Word for word, copy all the data and drop the pictures.

----

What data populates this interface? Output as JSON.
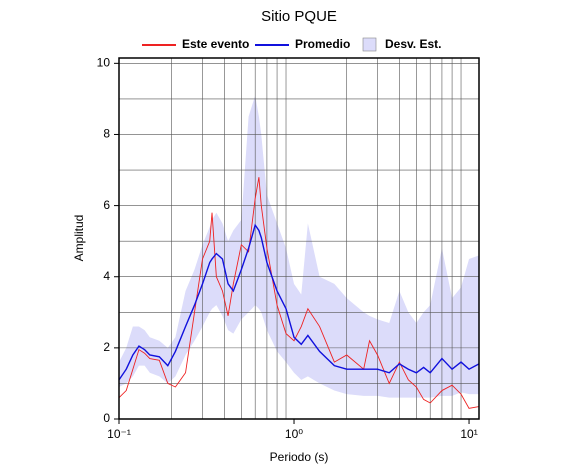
{
  "chart_data": {
    "type": "line",
    "title": "Sitio PQUE",
    "xlabel": "Periodo (s)",
    "ylabel": "Amplitud",
    "xscale": "log",
    "grid": true,
    "xlim": [
      0.1,
      11.4
    ],
    "ylim": [
      0,
      10.15
    ],
    "xticks": [
      {
        "value": 0.1,
        "label": "10⁻¹"
      },
      {
        "value": 1,
        "label": "10⁰"
      },
      {
        "value": 10,
        "label": "10¹"
      }
    ],
    "xminor": [
      0.2,
      0.3,
      0.4,
      0.5,
      0.6,
      0.7,
      0.8,
      0.9,
      2,
      3,
      4,
      5,
      6,
      7,
      8,
      9
    ],
    "yticks": [
      0,
      2,
      4,
      6,
      8,
      10
    ],
    "yminor": [
      1,
      3,
      5,
      7,
      9
    ],
    "x": [
      0.1,
      0.11,
      0.12,
      0.13,
      0.14,
      0.15,
      0.17,
      0.19,
      0.21,
      0.24,
      0.27,
      0.3,
      0.33,
      0.34,
      0.36,
      0.39,
      0.42,
      0.45,
      0.5,
      0.55,
      0.6,
      0.63,
      0.65,
      0.7,
      0.8,
      0.9,
      1.0,
      1.1,
      1.2,
      1.4,
      1.7,
      2.0,
      2.5,
      2.7,
      3.0,
      3.5,
      4.0,
      4.5,
      5,
      5.5,
      6,
      7,
      8,
      9,
      10,
      11.4
    ],
    "series": [
      {
        "name": "Este evento",
        "color": "#ee2222",
        "values": [
          0.6,
          0.8,
          1.4,
          1.95,
          1.85,
          1.7,
          1.65,
          1.0,
          0.9,
          1.3,
          3.0,
          4.5,
          5.0,
          5.8,
          4.0,
          3.6,
          2.9,
          3.8,
          4.9,
          4.7,
          6.2,
          6.8,
          6.0,
          4.8,
          3.2,
          2.4,
          2.2,
          2.6,
          3.1,
          2.6,
          1.6,
          1.8,
          1.4,
          2.2,
          1.8,
          1.0,
          1.6,
          1.1,
          0.9,
          0.55,
          0.45,
          0.8,
          0.95,
          0.7,
          0.3,
          0.35
        ]
      },
      {
        "name": "Promedio",
        "color": "#1111dd",
        "values": [
          1.1,
          1.4,
          1.8,
          2.05,
          1.95,
          1.8,
          1.75,
          1.5,
          1.9,
          2.6,
          3.2,
          3.8,
          4.4,
          4.5,
          4.65,
          4.5,
          3.8,
          3.6,
          4.2,
          4.8,
          5.45,
          5.3,
          5.1,
          4.4,
          3.6,
          3.1,
          2.3,
          2.1,
          2.35,
          1.9,
          1.5,
          1.4,
          1.4,
          1.4,
          1.4,
          1.3,
          1.55,
          1.4,
          1.3,
          1.45,
          1.3,
          1.7,
          1.4,
          1.6,
          1.4,
          1.55
        ]
      },
      {
        "name": "Desv. Est.",
        "color": "#dcdcfa",
        "lower": [
          0.9,
          1.0,
          1.2,
          1.5,
          1.5,
          1.3,
          1.2,
          1.0,
          1.2,
          1.8,
          2.2,
          2.6,
          3.0,
          3.1,
          3.2,
          2.9,
          2.5,
          2.4,
          2.8,
          3.0,
          3.2,
          3.1,
          3.0,
          2.5,
          1.9,
          1.6,
          1.3,
          1.1,
          1.2,
          1.0,
          0.8,
          0.7,
          0.65,
          0.65,
          0.65,
          0.6,
          0.6,
          0.6,
          0.6,
          0.6,
          0.6,
          0.65,
          0.65,
          0.75,
          0.7,
          0.7
        ],
        "upper": [
          1.6,
          2.0,
          2.6,
          2.6,
          2.5,
          2.3,
          2.2,
          2.0,
          2.3,
          3.6,
          4.2,
          4.9,
          5.4,
          5.6,
          5.8,
          5.5,
          5.0,
          5.3,
          5.6,
          8.5,
          9.1,
          8.5,
          8.0,
          6.3,
          5.5,
          4.8,
          3.8,
          3.5,
          5.5,
          4.0,
          3.8,
          3.4,
          3.0,
          2.9,
          2.8,
          2.7,
          3.6,
          3.0,
          2.7,
          3.0,
          3.2,
          4.8,
          3.4,
          3.7,
          4.5,
          4.6
        ]
      }
    ]
  }
}
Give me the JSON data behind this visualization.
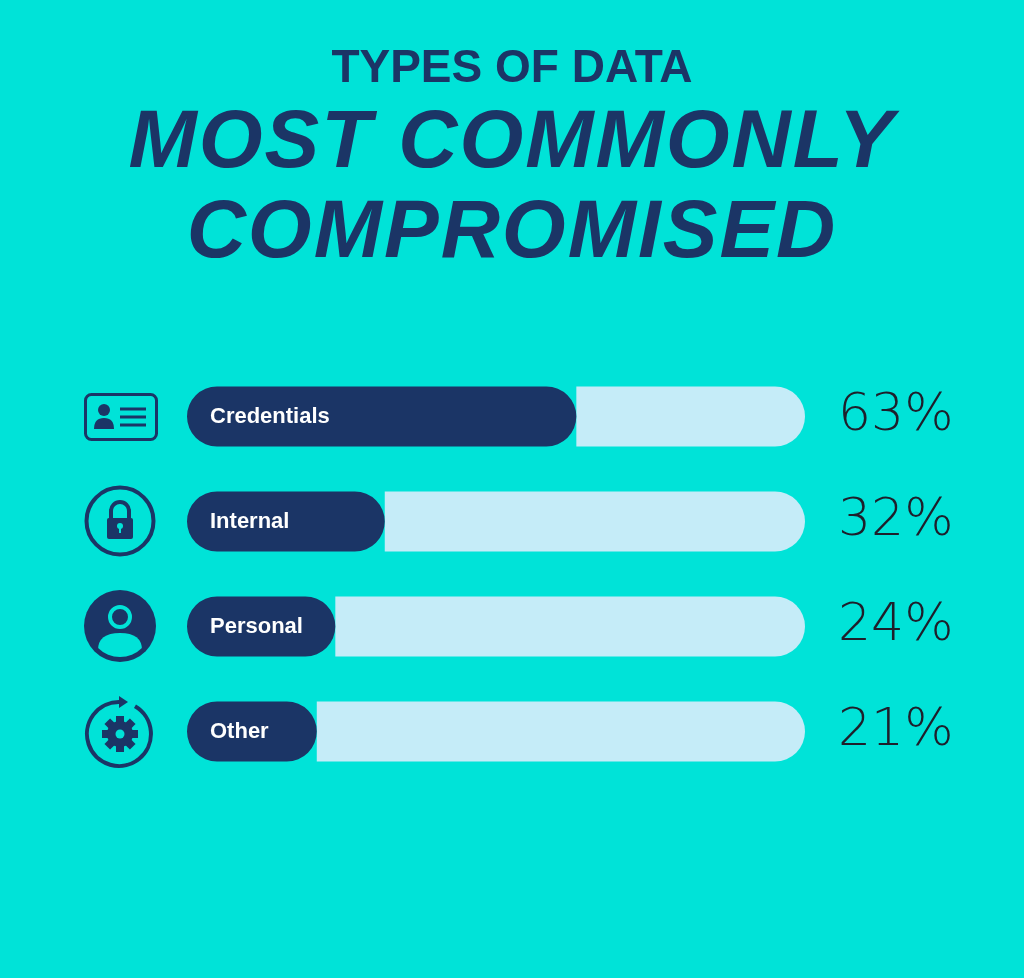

----

Final result:
What data populates this interface? Output as JSON.
{
  "chart_data": {
    "type": "line",
    "title": "Sitio PQUE",
    "xlabel": "Periodo (s)",
    "ylabel": "Amplitud",
    "xscale": "log",
    "grid": true,
    "xlim": [
      0.1,
      11.4
    ],
    "ylim": [
      0,
      10.15
    ],
    "xticks": [
      {
        "value": 0.1,
        "label": "10⁻¹"
      },
      {
        "value": 1,
        "label": "10⁰"
      },
      {
        "value": 10,
        "label": "10¹"
      }
    ],
    "xminor": [
      0.2,
      0.3,
      0.4,
      0.5,
      0.6,
      0.7,
      0.8,
      0.9,
      2,
      3,
      4,
      5,
      6,
      7,
      8,
      9
    ],
    "yticks": [
      0,
      2,
      4,
      6,
      8,
      10
    ],
    "yminor": [
      1,
      3,
      5,
      7,
      9
    ],
    "x": [
      0.1,
      0.11,
      0.12,
      0.13,
      0.14,
      0.15,
      0.17,
      0.19,
      0.21,
      0.24,
      0.27,
      0.3,
      0.33,
      0.34,
      0.36,
      0.39,
      0.42,
      0.45,
      0.5,
      0.55,
      0.6,
      0.63,
      0.65,
      0.7,
      0.8,
      0.9,
      1.0,
      1.1,
      1.2,
      1.4,
      1.7,
      2.0,
      2.5,
      2.7,
      3.0,
      3.5,
      4.0,
      4.5,
      5,
      5.5,
      6,
      7,
      8,
      9,
      10,
      11.4
    ],
    "series": [
      {
        "name": "Este evento",
        "color": "#ee2222",
        "values": [
          0.6,
          0.8,
          1.4,
          1.95,
          1.85,
          1.7,
          1.65,
          1.0,
          0.9,
          1.3,
          3.0,
          4.5,
          5.0,
          5.8,
          4.0,
          3.6,
          2.9,
          3.8,
          4.9,
          4.7,
          6.2,
          6.8,
          6.0,
          4.8,
          3.2,
          2.4,
          2.2,
          2.6,
          3.1,
          2.6,
          1.6,
          1.8,
          1.4,
          2.2,
          1.8,
          1.0,
          1.6,
          1.1,
          0.9,
          0.55,
          0.45,
          0.8,
          0.95,
          0.7,
          0.3,
          0.35
        ]
      },
      {
        "name": "Promedio",
        "color": "#1111dd",
        "values": [
          1.1,
          1.4,
          1.8,
          2.05,
          1.95,
          1.8,
          1.75,
          1.5,
          1.9,
          2.6,
          3.2,
          3.8,
          4.4,
          4.5,
          4.65,
          4.5,
          3.8,
          3.6,
          4.2,
          4.8,
          5.45,
          5.3,
          5.1,
          4.4,
          3.6,
          3.1,
          2.3,
          2.1,
          2.35,
          1.9,
          1.5,
          1.4,
          1.4,
          1.4,
          1.4,
          1.3,
          1.55,
          1.4,
          1.3,
          1.45,
          1.3,
          1.7,
          1.4,
          1.6,
          1.4,
          1.55
        ]
      },
      {
        "name": "Desv. Est.",
        "color": "#dcdcfa",
        "lower": [
          0.9,
          1.0,
          1.2,
          1.5,
          1.5,
          1.3,
          1.2,
          1.0,
          1.2,
          1.8,
          2.2,
          2.6,
          3.0,
          3.1,
          3.2,
          2.9,
          2.5,
          2.4,
          2.8,
          3.0,
          3.2,
          3.1,
          3.0,
          2.5,
          1.9,
          1.6,
          1.3,
          1.1,
          1.2,
          1.0,
          0.8,
          0.7,
          0.65,
          0.65,
          0.65,
          0.6,
          0.6,
          0.6,
          0.6,
          0.6,
          0.6,
          0.65,
          0.65,
          0.75,
          0.7,
          0.7
        ],
        "upper": [
          1.6,
          2.0,
          2.6,
          2.6,
          2.5,
          2.3,
          2.2,
          2.0,
          2.3,
          3.6,
          4.2,
          4.9,
          5.4,
          5.6,
          5.8,
          5.5,
          5.0,
          5.3,
          5.6,
          8.5,
          9.1,
          8.5,
          8.0,
          6.3,
          5.5,
          4.8,
          3.8,
          3.5,
          5.5,
          4.0,
          3.8,
          3.4,
          3.0,
          2.9,
          2.8,
          2.7,
          3.6,
          3.0,
          2.7,
          3.0,
          3.2,
          4.8,
          3.4,
          3.7,
          4.5,
          4.6
        ]
      }
    ]
  }
}
Give me the JSON data behind this visualization.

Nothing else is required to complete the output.